Goal.
Return every line of the records below verbatim, leaving out the pictures.

(Entries from a dataset)
◇ ◇ ◇ ◇ ◇ ◇ ◇

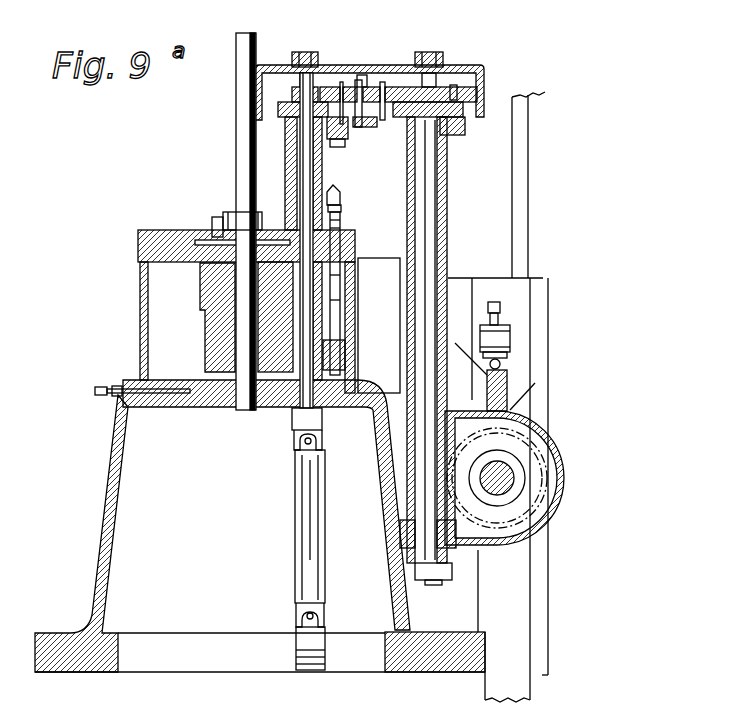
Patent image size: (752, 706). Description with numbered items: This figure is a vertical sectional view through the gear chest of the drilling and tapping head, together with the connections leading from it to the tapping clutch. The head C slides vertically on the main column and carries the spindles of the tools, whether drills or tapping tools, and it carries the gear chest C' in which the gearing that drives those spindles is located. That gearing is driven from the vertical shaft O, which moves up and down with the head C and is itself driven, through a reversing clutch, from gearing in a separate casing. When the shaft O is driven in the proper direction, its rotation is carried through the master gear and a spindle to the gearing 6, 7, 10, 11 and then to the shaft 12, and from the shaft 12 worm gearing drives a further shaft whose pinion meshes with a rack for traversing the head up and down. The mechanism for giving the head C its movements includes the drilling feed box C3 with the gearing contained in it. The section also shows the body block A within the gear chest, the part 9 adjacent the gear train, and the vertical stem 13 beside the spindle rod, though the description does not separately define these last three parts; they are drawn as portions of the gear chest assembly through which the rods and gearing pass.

The gearing 6 is at (285, 112).
The gearing 7 is at (327, 66).
The pinion block 9 is at (355, 127).
The gearing 10 is at (387, 87).
The gearing 11 is at (453, 90).
The shaft 12 is at (427, 255).
The valve stem 13 is at (303, 315).
The vertical shaft O is at (240, 184).
The housing block A is at (223, 328).
The head C is at (260, 533).
The gear chest C' is at (211, 371).
The drilling feed box C3 is at (512, 482).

◇ ◇ ◇ ◇ ◇ ◇ ◇

Task solution.
Patent image size: (752, 706). Description with numbered items: This figure is a vertical sectional view through the gear chest of the drilling and tapping head, together with the connections leading from it to the tapping clutch. The head C slides vertically on the main column and carries the spindles of the tools, whether drills or tapping tools, and it carries the gear chest C' in which the gearing that drives those spindles is located. That gearing is driven from the vertical shaft O, which moves up and down with the head C and is itself driven, through a reversing clutch, from gearing in a separate casing. When the shaft O is driven in the proper direction, its rotation is carried through the master gear and a spindle to the gearing 6, 7, 10, 11 and then to the shaft 12, and from the shaft 12 worm gearing drives a further shaft whose pinion meshes with a rack for traversing the head up and down. The mechanism for giving the head C its movements includes the drilling feed box C3 with the gearing contained in it. The section also shows the body block A within the gear chest, the part 9 adjacent the gear train, and the vertical stem 13 beside the spindle rod, though the description does not separately define these last three parts; they are drawn as portions of the gear chest assembly through which the rods and gearing pass.

The gearing 6 is at (285, 112).
The gearing 7 is at (327, 66).
The pinion block 9 is at (355, 127).
The gearing 10 is at (387, 87).
The gearing 11 is at (453, 90).
The shaft 12 is at (427, 255).
The valve stem 13 is at (303, 315).
The vertical shaft O is at (240, 184).
The housing block A is at (223, 328).
The head C is at (260, 533).
The gear chest C' is at (211, 371).
The drilling feed box C3 is at (512, 482).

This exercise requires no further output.